Collection entries:
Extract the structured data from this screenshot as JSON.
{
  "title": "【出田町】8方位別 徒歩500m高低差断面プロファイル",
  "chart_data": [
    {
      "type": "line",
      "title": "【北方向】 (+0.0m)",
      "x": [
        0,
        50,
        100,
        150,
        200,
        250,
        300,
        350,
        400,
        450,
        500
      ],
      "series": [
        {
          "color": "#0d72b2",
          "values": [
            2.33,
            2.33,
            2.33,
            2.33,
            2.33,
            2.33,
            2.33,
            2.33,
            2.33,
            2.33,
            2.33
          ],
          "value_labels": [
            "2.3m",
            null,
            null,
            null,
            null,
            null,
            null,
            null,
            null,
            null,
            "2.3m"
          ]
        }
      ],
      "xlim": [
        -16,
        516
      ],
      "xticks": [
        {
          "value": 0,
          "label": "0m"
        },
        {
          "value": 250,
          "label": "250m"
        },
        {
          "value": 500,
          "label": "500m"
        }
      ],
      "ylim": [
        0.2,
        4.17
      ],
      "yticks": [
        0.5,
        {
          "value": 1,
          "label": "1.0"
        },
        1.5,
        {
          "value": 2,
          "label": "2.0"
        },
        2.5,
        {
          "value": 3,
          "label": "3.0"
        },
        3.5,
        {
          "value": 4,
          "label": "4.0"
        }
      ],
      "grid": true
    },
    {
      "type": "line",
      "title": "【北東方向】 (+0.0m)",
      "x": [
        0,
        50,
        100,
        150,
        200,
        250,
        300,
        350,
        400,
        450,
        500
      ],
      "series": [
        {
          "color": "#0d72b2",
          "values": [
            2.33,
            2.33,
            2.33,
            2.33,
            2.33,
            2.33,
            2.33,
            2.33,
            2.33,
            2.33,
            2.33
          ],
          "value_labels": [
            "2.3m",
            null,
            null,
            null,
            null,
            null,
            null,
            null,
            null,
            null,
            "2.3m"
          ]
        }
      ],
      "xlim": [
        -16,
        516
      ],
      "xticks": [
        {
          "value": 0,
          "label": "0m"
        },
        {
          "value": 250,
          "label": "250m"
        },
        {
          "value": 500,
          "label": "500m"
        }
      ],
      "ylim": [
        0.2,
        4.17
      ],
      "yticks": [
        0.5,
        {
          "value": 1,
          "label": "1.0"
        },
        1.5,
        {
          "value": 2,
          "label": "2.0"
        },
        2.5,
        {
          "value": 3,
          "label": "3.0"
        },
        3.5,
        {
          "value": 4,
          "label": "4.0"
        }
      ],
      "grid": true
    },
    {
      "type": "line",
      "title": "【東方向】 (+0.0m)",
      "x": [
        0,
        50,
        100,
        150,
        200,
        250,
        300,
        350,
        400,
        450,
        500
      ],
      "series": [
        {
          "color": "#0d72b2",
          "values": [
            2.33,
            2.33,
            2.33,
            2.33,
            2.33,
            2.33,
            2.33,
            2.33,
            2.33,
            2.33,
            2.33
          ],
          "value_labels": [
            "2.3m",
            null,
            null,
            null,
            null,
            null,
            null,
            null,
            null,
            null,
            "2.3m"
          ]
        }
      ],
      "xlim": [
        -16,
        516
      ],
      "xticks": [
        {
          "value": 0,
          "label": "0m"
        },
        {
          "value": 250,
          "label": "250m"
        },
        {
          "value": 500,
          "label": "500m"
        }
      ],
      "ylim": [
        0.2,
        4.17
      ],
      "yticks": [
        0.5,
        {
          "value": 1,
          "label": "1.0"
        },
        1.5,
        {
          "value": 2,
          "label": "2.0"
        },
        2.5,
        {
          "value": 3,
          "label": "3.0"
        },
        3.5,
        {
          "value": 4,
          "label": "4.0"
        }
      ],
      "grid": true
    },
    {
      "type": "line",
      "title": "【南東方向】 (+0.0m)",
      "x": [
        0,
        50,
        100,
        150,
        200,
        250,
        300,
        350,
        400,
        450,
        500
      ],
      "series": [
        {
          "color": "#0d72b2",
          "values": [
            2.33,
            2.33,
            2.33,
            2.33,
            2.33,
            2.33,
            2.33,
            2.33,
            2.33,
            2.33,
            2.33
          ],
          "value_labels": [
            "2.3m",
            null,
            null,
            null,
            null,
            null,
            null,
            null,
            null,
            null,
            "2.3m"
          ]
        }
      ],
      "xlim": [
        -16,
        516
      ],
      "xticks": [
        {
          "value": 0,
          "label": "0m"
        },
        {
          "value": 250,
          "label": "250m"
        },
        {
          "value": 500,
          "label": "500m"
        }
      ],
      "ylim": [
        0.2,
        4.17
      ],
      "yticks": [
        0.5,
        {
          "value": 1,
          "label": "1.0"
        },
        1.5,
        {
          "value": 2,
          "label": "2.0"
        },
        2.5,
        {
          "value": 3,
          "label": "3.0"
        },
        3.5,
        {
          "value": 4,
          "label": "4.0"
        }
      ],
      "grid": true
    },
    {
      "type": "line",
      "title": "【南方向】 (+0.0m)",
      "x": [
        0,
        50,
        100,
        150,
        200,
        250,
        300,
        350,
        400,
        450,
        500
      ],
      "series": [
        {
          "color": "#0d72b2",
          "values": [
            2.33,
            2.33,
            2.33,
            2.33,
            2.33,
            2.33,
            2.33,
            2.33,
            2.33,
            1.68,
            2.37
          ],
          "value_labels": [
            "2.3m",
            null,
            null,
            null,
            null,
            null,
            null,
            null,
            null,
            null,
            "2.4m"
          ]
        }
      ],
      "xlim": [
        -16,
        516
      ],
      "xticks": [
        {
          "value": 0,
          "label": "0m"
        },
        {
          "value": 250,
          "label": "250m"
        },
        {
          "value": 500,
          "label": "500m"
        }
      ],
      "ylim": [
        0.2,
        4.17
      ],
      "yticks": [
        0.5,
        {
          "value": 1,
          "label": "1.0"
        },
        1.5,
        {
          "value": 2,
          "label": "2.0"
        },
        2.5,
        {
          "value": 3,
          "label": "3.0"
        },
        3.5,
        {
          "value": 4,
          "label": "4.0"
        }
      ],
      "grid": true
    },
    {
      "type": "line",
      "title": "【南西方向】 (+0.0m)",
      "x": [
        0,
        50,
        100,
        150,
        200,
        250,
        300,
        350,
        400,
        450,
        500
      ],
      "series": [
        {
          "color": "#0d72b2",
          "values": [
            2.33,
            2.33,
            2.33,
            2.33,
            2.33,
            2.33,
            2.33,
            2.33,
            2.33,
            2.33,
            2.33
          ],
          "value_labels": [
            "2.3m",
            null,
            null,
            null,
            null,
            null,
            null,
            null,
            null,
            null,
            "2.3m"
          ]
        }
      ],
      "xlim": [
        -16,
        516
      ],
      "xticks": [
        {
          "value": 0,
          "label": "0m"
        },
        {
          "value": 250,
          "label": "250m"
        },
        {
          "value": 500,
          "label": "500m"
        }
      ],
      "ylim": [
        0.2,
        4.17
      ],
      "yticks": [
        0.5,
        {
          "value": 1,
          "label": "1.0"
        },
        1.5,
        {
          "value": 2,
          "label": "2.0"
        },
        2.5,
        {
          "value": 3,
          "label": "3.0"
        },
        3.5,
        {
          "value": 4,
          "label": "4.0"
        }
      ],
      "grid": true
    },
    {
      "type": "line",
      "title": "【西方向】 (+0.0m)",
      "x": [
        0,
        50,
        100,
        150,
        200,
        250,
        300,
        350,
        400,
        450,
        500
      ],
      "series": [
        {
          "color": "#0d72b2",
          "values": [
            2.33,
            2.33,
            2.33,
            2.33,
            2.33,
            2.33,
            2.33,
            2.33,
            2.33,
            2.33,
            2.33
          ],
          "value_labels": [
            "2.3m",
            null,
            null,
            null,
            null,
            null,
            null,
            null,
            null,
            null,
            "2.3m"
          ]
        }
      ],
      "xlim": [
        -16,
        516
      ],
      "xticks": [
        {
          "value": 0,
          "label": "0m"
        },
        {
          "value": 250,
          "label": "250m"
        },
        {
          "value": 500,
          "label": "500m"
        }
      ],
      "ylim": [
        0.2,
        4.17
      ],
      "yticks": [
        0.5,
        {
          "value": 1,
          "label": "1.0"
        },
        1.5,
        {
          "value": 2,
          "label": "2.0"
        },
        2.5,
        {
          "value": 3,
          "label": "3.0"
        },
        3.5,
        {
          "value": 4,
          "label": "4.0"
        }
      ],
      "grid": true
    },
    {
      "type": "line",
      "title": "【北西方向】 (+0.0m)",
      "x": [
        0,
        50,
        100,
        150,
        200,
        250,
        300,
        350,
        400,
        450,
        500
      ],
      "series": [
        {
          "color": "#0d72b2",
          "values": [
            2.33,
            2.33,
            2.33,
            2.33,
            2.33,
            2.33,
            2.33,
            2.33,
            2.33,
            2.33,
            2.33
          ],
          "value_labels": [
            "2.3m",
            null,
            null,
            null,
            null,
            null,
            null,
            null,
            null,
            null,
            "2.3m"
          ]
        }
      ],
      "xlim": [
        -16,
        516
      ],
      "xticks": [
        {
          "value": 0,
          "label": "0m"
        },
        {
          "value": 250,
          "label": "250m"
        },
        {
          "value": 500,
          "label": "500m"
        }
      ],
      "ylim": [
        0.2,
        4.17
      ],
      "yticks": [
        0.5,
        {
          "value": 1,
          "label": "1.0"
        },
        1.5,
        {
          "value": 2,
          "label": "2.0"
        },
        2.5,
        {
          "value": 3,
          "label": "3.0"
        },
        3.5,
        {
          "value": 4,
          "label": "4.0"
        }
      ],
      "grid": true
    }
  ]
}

▸ **Required task**:
Return each full line of the entries that contains the word "title".

▸ **Reply**:
  "title": "【出田町】8方位別 徒歩500m高低差断面プロファイル",
      "title": "【北方向】 (+0.0m)",
      "title": "【北東方向】 (+0.0m)",
      "title": "【東方向】 (+0.0m)",
      "title": "【南東方向】 (+0.0m)",
      "title": "【南方向】 (+0.0m)",
      "title": "【南西方向】 (+0.0m)",
      "title": "【西方向】 (+0.0m)",
      "title": "【北西方向】 (+0.0m)",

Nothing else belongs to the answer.